Start

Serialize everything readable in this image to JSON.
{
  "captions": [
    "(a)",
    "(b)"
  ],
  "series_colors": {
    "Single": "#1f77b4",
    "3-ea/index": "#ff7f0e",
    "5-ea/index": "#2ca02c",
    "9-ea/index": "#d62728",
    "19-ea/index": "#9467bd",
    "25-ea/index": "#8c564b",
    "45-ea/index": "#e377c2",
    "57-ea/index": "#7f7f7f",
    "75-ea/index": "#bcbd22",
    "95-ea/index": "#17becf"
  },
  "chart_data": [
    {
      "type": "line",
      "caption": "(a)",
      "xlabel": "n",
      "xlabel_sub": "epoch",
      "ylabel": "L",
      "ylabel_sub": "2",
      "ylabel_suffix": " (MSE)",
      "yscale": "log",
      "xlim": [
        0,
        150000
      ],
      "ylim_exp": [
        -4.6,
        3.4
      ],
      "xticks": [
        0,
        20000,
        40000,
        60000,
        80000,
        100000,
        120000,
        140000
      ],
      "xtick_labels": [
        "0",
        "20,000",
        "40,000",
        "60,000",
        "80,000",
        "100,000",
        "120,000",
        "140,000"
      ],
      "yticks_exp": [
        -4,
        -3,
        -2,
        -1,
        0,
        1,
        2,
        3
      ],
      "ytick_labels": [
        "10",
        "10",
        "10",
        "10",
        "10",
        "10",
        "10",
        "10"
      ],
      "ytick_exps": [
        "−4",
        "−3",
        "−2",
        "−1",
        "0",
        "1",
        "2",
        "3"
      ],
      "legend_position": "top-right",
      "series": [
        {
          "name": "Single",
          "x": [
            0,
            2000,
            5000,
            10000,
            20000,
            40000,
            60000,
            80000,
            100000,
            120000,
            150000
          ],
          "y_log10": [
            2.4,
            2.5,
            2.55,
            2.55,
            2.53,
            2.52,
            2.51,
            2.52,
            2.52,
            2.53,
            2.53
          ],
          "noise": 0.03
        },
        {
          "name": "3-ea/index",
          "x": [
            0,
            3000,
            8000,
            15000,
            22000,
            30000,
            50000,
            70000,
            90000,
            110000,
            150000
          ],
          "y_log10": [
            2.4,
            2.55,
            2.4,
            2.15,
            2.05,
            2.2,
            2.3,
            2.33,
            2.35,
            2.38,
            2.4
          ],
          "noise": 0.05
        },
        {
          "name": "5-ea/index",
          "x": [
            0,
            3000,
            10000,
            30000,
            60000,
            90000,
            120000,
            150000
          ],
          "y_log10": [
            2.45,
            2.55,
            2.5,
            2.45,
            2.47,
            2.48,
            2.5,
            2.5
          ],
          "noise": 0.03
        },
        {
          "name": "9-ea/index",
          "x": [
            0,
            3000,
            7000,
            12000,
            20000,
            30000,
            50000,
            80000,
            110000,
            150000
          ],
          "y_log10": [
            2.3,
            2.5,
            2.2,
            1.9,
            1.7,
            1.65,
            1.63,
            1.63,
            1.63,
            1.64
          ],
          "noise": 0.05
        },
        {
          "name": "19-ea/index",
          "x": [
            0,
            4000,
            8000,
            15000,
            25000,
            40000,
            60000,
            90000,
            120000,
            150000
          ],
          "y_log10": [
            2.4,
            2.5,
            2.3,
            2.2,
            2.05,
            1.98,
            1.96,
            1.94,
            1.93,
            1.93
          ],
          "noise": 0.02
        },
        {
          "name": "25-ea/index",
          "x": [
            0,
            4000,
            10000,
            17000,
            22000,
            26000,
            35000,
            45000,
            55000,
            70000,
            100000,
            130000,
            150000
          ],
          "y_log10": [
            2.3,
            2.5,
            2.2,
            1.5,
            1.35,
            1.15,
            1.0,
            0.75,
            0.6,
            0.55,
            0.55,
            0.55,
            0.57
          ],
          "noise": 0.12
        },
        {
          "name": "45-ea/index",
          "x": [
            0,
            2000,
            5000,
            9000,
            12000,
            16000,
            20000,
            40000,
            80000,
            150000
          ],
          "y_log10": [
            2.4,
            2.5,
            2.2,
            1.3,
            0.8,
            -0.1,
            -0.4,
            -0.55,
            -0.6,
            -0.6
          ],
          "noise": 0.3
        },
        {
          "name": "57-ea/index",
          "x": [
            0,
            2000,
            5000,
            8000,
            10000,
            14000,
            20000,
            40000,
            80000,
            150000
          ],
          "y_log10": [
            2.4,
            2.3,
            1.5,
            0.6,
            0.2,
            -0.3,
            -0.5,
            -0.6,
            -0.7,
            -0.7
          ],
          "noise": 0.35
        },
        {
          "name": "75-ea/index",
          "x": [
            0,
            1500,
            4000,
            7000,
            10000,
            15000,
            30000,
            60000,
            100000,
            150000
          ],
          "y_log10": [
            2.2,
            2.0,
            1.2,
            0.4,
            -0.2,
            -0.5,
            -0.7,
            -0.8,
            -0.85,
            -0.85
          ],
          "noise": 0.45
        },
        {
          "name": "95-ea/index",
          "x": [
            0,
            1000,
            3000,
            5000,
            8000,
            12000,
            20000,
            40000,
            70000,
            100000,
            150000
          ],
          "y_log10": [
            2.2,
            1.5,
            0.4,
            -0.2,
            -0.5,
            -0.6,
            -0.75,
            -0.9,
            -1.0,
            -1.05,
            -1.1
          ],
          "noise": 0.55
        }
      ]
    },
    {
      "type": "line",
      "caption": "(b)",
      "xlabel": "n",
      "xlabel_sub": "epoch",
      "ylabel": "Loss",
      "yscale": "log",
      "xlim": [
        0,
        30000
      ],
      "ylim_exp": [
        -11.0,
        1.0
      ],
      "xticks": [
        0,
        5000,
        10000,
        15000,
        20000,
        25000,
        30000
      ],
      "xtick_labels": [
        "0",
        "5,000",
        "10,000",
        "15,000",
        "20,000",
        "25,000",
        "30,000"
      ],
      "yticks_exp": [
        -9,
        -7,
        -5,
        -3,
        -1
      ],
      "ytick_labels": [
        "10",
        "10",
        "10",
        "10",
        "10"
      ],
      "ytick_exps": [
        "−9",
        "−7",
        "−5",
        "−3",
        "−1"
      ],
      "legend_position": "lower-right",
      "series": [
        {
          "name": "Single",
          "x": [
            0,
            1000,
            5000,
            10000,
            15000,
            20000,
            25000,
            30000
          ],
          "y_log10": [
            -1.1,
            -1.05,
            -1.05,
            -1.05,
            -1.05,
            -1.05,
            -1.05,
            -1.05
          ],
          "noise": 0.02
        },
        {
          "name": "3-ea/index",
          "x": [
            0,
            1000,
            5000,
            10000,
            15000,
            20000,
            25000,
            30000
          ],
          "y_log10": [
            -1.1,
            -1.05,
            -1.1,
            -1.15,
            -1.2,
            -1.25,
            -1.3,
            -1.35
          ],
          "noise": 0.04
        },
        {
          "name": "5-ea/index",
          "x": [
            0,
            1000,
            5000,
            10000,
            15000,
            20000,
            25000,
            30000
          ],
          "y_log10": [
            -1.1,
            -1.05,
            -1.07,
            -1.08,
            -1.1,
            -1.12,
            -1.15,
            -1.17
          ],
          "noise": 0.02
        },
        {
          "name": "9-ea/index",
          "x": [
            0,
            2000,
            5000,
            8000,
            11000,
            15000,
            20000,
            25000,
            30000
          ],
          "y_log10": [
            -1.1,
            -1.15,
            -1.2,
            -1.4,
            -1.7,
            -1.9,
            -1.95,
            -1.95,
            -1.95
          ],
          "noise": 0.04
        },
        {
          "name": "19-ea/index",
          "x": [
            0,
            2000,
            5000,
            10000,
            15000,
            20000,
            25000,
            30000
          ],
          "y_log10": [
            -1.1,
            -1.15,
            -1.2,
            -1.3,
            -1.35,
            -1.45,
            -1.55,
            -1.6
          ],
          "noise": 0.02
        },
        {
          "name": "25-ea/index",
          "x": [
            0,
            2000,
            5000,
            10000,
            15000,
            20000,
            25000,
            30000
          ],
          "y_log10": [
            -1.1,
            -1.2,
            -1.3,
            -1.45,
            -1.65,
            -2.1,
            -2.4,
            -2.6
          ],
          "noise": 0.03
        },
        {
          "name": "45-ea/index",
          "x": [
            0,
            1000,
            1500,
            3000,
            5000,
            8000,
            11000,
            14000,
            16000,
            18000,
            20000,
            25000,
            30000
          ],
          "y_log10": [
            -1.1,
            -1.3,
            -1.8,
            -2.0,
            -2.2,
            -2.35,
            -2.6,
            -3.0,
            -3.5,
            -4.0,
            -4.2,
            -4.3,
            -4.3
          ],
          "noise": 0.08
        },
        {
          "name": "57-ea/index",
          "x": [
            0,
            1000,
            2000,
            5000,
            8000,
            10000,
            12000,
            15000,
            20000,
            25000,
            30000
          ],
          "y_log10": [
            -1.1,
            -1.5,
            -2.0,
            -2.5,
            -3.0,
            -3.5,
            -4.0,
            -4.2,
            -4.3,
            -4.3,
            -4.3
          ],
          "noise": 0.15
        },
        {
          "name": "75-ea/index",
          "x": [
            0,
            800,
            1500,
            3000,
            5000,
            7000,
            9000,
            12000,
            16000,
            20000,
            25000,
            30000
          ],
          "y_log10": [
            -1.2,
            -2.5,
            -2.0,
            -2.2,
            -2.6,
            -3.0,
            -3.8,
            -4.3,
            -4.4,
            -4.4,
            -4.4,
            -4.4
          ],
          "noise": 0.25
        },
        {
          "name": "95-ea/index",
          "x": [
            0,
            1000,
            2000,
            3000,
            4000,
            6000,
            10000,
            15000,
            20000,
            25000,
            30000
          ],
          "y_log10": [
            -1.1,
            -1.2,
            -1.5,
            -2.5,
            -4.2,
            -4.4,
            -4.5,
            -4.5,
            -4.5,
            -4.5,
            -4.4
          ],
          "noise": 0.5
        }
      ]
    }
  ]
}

End

## Exercise goal
Count the lines in the records above that contain the word "right", and give only the number.

## Expected output
2